Dataset:

# # #

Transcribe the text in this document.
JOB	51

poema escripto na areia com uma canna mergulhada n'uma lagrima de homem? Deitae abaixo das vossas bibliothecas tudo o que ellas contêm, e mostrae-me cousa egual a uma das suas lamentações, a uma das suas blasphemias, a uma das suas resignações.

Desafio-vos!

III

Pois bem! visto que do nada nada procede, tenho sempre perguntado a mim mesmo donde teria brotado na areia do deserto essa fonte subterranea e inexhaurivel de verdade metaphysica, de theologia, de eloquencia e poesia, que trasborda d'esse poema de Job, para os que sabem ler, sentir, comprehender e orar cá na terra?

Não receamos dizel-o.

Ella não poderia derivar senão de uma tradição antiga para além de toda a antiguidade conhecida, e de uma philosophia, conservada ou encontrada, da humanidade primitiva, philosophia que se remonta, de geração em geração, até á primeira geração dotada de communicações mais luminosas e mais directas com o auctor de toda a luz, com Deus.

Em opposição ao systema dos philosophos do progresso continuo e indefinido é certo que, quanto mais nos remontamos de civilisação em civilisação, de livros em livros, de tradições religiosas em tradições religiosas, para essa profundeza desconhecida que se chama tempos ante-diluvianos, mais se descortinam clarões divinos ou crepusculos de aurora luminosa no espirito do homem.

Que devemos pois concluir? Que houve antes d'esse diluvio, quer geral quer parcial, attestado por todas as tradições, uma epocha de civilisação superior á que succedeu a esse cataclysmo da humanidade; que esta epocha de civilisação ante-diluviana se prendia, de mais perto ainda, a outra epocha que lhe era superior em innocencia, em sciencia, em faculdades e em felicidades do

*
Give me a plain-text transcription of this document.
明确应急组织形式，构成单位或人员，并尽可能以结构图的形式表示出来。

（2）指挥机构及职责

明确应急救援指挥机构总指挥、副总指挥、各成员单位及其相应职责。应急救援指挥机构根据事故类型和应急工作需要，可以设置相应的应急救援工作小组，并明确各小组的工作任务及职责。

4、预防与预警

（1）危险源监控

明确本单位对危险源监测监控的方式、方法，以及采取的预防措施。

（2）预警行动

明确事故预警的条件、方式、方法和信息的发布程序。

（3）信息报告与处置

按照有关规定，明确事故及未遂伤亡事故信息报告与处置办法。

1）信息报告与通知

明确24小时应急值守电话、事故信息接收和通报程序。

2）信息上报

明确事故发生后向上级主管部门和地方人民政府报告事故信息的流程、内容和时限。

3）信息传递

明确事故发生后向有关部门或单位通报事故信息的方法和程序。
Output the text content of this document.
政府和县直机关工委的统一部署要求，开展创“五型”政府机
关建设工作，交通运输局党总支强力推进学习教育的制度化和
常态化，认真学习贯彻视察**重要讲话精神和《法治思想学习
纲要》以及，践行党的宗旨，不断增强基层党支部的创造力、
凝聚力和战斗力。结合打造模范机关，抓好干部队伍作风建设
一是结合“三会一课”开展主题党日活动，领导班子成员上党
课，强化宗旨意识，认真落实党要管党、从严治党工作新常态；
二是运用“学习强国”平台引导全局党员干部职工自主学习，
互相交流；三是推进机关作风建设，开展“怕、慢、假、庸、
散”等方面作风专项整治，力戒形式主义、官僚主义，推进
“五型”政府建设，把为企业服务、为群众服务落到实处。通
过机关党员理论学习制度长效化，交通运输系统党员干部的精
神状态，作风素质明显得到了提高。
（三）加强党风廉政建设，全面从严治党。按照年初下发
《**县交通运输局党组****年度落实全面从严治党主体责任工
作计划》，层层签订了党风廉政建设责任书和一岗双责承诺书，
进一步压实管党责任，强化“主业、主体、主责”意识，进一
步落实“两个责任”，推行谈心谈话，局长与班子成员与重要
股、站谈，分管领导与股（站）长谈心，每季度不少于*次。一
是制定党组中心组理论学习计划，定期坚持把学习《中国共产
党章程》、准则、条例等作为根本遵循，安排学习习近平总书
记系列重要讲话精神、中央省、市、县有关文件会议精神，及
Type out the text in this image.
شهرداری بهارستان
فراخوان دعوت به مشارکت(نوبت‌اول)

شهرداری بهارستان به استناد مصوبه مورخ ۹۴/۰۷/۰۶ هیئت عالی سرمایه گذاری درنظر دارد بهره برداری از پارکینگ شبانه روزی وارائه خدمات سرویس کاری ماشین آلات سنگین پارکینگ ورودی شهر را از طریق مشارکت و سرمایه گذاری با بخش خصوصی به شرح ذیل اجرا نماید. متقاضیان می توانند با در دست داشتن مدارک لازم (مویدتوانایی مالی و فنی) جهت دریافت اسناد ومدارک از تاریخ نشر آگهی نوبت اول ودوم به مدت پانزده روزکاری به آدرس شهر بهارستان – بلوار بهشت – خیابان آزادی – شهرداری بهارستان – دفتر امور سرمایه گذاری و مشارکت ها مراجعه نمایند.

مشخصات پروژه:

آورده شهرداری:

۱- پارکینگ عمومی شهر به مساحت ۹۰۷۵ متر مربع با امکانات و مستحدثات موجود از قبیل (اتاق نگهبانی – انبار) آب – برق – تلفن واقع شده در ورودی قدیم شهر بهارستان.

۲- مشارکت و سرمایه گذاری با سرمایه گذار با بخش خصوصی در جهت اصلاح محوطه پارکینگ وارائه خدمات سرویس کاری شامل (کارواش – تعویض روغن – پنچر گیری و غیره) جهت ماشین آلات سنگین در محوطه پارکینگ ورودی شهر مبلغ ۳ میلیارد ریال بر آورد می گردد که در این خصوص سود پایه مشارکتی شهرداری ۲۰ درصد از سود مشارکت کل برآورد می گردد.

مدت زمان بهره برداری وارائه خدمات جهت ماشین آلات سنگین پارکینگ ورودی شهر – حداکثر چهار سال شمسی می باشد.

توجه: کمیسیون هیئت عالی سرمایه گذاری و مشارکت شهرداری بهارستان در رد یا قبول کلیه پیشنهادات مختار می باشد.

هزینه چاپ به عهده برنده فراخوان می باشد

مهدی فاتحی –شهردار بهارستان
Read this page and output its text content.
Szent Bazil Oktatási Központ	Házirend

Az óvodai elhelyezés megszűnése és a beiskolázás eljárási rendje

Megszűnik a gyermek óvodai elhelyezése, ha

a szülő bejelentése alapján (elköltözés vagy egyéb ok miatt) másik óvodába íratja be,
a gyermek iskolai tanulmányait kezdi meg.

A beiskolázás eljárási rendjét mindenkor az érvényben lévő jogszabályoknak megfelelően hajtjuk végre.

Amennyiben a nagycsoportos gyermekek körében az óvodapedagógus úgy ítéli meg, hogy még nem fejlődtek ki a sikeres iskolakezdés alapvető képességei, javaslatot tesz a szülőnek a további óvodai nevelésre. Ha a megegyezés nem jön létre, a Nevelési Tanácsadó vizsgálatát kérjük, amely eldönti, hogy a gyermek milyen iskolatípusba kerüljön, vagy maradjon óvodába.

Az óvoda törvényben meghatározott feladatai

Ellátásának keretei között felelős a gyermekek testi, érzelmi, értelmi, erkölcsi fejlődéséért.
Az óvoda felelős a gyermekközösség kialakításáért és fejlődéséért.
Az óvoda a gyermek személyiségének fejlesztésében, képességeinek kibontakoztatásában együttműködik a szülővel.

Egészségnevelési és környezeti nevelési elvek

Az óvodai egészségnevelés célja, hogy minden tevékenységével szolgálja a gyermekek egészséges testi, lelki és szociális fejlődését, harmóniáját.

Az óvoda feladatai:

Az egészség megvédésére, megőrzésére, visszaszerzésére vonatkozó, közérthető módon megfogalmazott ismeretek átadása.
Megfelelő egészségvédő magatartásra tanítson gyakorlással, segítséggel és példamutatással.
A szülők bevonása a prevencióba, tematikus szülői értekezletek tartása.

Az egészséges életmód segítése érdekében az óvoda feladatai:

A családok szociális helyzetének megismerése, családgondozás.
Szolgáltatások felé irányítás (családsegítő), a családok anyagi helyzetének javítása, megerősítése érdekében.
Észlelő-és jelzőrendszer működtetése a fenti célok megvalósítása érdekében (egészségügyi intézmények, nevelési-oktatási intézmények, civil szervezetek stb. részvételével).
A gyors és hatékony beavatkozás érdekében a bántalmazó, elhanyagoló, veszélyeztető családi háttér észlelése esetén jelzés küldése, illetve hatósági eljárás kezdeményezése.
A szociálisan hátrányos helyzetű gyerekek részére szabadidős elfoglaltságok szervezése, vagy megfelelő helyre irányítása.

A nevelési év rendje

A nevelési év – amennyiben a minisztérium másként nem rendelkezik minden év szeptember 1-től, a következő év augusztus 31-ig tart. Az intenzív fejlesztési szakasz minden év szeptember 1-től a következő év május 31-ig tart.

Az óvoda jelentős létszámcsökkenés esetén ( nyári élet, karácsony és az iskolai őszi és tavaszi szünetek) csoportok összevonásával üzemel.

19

# # #

Stated goal:
Which lines of the data above contain "eljárási"? Copy each one.

Output of the exercise:
Az óvodai elhelyezés megszűnése és a beiskolázás eljárási rendje
A beiskolázás eljárási rendjét mindenkor az érvényben lévő jogszabályoknak megfelelően hajtjuk végre.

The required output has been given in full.